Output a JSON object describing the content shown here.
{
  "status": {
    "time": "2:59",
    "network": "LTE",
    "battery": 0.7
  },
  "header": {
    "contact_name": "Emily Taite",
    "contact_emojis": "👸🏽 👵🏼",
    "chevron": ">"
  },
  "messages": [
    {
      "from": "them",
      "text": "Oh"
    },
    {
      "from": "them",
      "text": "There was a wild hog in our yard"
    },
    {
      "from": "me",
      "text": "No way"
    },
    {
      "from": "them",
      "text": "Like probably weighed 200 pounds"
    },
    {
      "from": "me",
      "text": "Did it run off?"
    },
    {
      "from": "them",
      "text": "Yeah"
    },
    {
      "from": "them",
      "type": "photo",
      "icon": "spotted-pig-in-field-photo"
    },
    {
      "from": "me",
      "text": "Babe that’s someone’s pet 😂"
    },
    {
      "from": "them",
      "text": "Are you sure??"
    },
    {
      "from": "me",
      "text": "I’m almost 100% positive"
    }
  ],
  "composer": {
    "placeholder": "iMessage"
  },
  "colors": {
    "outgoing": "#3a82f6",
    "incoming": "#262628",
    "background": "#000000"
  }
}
--
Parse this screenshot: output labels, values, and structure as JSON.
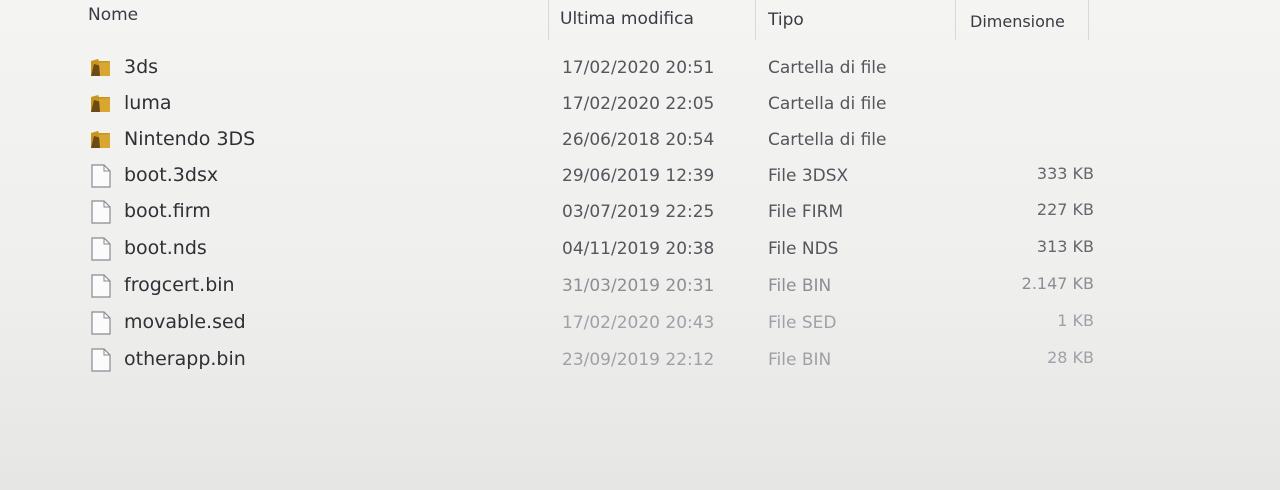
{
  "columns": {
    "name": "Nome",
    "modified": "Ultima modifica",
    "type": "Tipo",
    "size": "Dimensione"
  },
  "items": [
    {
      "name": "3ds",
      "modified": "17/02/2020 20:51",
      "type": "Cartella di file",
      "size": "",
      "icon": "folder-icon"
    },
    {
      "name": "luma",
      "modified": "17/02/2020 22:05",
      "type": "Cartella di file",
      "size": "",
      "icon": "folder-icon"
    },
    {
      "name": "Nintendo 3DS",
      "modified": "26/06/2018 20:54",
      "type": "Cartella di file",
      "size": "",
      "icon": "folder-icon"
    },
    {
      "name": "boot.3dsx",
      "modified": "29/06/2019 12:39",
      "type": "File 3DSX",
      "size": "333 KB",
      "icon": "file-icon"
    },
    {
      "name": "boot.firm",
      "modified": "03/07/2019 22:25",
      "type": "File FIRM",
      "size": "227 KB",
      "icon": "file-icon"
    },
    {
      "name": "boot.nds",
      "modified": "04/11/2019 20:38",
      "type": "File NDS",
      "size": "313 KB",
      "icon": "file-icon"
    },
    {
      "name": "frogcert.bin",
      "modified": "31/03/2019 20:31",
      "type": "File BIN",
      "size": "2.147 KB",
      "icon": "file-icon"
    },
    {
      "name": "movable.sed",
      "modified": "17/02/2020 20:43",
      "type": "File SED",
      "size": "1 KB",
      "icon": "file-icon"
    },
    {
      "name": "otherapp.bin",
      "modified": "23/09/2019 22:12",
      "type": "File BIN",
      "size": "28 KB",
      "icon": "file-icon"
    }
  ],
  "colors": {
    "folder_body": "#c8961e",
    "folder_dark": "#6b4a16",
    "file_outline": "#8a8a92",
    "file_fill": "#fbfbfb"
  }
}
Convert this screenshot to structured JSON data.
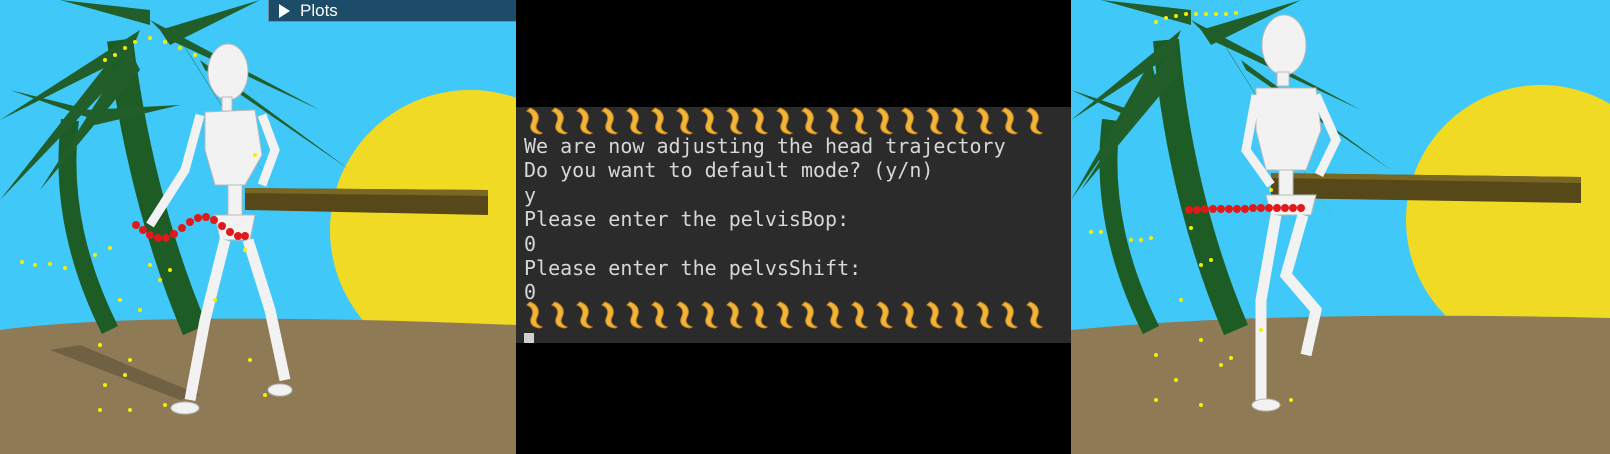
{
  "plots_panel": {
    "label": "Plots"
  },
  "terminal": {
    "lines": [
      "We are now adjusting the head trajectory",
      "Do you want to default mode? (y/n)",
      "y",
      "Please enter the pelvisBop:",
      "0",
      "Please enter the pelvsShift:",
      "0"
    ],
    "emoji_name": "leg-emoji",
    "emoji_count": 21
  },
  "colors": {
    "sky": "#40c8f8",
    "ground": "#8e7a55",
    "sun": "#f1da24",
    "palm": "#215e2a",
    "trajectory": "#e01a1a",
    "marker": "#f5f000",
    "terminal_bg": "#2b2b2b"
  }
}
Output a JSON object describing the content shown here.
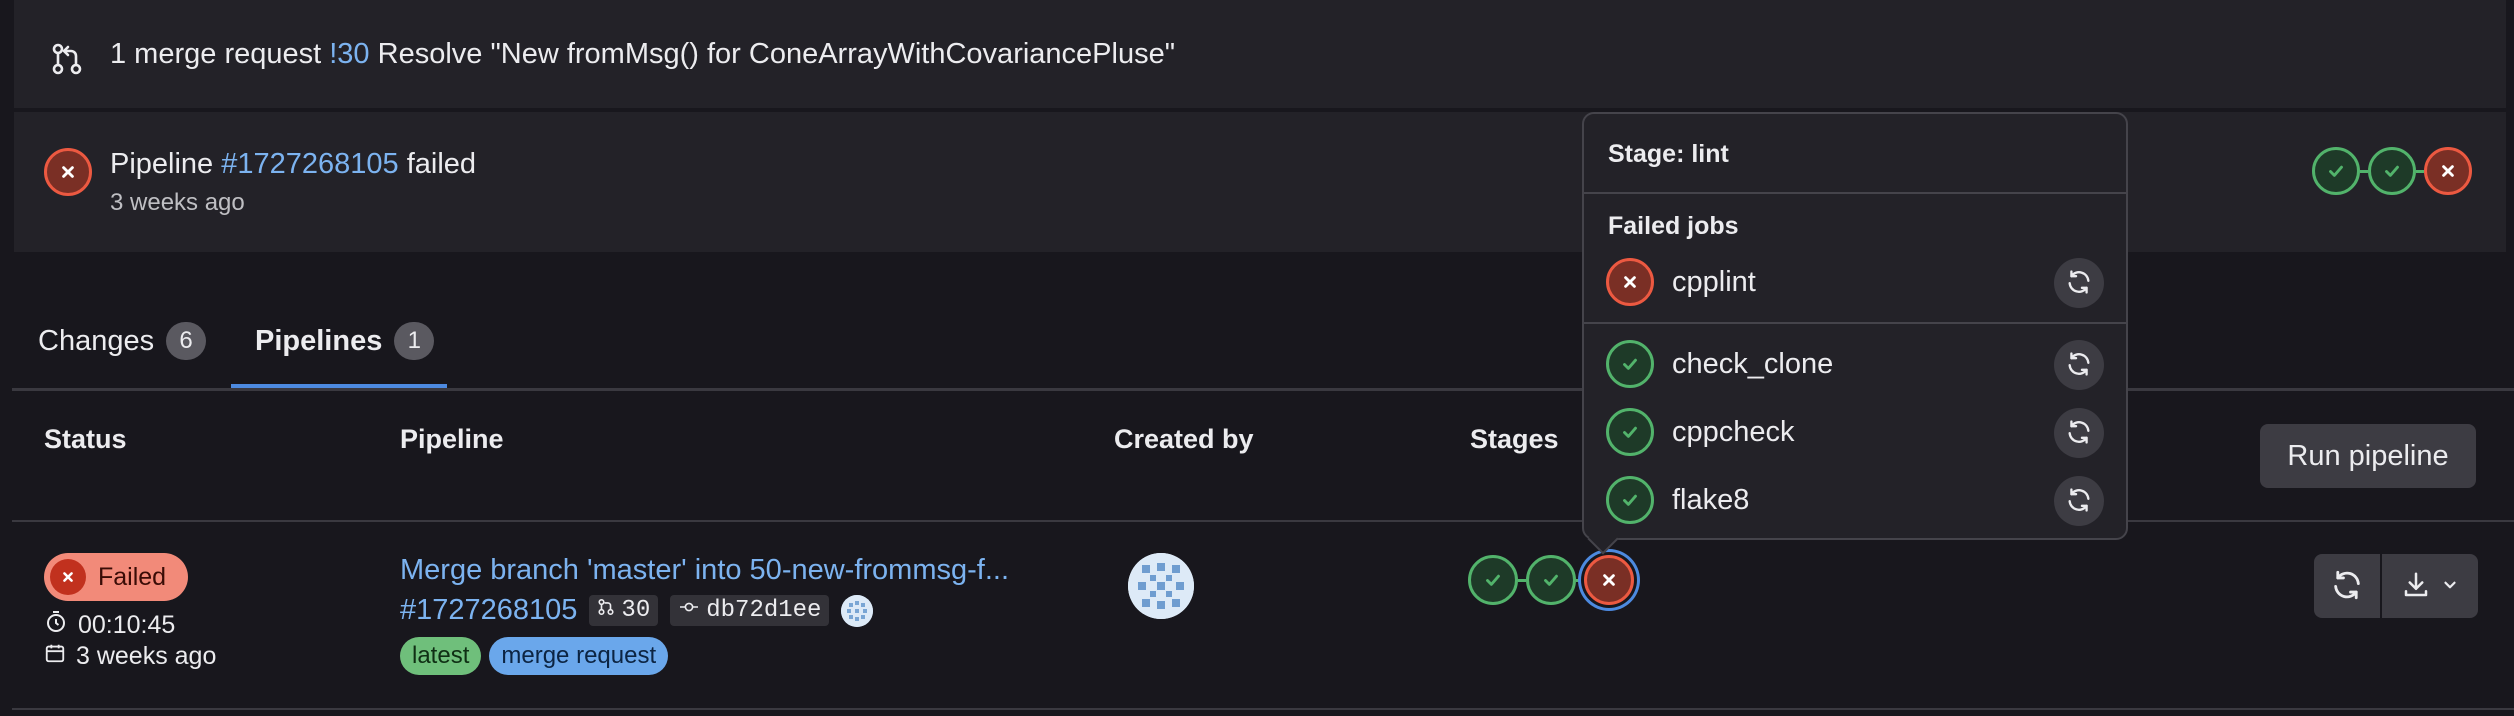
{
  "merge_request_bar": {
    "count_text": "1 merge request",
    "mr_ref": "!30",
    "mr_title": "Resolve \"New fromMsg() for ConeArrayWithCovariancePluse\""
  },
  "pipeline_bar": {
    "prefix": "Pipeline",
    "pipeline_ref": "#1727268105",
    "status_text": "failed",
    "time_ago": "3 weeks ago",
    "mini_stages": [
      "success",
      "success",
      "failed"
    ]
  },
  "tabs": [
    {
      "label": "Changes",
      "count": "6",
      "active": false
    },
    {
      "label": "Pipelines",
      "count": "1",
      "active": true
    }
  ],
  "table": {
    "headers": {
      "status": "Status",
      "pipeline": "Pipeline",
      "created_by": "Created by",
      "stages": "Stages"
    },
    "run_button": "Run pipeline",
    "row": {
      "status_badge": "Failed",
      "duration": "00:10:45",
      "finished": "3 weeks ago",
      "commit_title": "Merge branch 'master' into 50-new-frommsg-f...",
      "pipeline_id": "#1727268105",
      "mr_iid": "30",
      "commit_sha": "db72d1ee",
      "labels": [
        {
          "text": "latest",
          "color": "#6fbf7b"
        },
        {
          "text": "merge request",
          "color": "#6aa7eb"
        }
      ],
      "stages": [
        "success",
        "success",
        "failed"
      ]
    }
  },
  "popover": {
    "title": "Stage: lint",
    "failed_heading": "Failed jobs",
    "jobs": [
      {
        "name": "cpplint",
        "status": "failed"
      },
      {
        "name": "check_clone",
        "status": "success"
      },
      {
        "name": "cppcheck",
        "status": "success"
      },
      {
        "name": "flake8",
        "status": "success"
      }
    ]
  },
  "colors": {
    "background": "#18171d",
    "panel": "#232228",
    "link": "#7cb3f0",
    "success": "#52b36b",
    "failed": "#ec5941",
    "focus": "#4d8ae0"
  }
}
--
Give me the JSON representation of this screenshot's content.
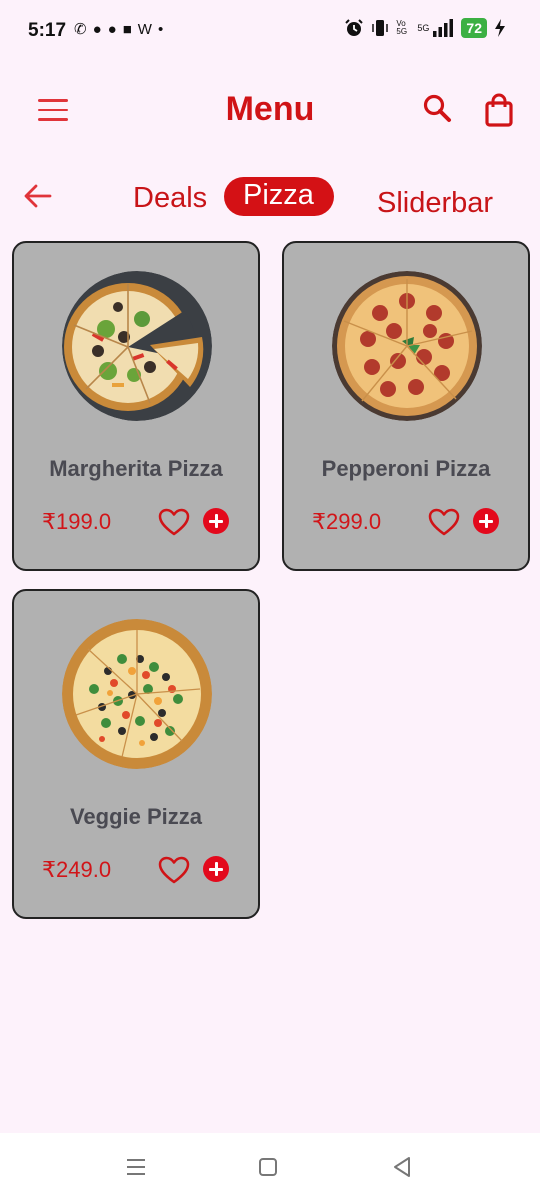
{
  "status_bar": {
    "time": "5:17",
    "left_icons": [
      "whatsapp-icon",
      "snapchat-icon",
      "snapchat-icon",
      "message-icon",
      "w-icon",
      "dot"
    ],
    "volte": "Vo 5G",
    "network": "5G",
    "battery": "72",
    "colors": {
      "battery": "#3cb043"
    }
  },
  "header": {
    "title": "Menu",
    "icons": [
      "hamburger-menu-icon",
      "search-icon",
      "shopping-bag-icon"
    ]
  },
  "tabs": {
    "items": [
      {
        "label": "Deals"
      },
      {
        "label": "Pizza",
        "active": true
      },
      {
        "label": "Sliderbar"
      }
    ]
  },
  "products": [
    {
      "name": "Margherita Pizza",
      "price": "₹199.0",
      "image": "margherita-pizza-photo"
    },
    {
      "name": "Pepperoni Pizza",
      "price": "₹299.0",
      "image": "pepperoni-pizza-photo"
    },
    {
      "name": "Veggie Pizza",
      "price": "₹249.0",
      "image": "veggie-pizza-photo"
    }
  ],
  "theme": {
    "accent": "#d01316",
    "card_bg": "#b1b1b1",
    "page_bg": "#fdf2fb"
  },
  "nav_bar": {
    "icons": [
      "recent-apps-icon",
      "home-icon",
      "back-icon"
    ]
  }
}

▸ Task objective
Copy down every line of the entries containing the word "image".

▸ Solution to the problem
      "image": "margherita-pizza-photo"
      "image": "pepperoni-pizza-photo"
      "image": "veggie-pizza-photo"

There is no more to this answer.